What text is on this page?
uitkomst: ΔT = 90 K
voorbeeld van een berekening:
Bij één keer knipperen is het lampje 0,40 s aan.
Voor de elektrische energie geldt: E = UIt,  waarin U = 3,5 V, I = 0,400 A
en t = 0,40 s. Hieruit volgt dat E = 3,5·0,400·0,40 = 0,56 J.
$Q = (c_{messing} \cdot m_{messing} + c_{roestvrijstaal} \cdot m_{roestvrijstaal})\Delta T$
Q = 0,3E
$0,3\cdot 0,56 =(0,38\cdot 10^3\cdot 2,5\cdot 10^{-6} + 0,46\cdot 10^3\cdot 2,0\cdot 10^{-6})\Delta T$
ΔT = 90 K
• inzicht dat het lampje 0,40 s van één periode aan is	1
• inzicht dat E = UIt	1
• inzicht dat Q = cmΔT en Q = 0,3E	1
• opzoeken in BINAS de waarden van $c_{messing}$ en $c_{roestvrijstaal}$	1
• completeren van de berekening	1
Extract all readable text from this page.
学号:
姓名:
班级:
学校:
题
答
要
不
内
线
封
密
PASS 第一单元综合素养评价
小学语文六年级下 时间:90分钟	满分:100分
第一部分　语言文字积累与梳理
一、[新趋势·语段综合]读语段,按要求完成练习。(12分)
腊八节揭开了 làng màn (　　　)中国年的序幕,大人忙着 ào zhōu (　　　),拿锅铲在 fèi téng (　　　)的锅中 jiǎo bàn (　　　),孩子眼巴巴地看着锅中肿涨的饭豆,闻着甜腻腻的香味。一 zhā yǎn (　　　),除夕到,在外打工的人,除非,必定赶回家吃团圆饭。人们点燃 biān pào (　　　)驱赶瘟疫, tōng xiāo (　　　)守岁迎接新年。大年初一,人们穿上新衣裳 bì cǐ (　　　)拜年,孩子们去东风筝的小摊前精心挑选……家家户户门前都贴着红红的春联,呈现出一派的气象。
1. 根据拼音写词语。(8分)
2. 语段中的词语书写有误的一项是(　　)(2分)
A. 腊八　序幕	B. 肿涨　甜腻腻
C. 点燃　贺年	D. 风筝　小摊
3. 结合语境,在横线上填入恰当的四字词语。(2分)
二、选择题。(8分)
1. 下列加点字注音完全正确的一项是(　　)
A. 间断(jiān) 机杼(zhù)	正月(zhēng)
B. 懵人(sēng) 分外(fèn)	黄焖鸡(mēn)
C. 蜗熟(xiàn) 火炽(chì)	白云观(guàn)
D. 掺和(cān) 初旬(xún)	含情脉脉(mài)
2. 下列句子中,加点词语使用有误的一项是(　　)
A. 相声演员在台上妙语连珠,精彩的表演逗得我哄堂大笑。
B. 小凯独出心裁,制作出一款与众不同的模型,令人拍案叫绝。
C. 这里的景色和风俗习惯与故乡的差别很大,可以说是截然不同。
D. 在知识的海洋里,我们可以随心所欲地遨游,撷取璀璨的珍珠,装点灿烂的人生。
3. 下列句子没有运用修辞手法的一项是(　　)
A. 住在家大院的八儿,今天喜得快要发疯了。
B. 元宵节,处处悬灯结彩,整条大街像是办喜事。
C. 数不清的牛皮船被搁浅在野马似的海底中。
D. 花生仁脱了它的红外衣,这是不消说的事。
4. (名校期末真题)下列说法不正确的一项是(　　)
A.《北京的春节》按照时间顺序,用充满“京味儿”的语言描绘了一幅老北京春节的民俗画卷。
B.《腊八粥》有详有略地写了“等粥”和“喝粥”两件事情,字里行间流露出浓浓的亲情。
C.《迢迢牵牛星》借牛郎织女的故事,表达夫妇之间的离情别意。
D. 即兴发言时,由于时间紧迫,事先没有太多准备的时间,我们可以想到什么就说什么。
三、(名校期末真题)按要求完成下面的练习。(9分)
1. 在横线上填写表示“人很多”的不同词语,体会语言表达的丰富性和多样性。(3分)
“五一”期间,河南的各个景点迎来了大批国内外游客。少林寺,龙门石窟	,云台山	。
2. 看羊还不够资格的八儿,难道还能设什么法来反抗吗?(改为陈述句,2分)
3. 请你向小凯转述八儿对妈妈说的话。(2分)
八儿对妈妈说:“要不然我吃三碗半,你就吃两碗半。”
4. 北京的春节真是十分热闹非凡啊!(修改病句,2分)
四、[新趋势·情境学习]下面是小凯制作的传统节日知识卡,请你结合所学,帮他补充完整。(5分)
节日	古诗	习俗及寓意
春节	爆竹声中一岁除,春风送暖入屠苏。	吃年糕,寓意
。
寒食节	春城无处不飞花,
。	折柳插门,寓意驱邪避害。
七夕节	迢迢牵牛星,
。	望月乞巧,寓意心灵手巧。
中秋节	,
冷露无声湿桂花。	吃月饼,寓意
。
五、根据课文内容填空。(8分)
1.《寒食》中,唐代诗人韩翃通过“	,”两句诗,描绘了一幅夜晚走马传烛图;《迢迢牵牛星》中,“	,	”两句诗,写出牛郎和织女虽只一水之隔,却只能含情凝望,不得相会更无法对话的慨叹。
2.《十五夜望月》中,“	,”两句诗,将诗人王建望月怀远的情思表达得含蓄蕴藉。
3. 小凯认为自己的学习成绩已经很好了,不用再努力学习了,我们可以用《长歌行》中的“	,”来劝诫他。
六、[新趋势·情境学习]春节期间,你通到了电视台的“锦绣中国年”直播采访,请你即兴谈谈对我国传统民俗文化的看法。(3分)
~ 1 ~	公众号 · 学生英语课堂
**********
**PROBLEM STATEMENT**
Figure out how many lines of the data above include "迢迢牵牛星", then give the number and nothing more.

**ANSWER FOR THE TASK**
3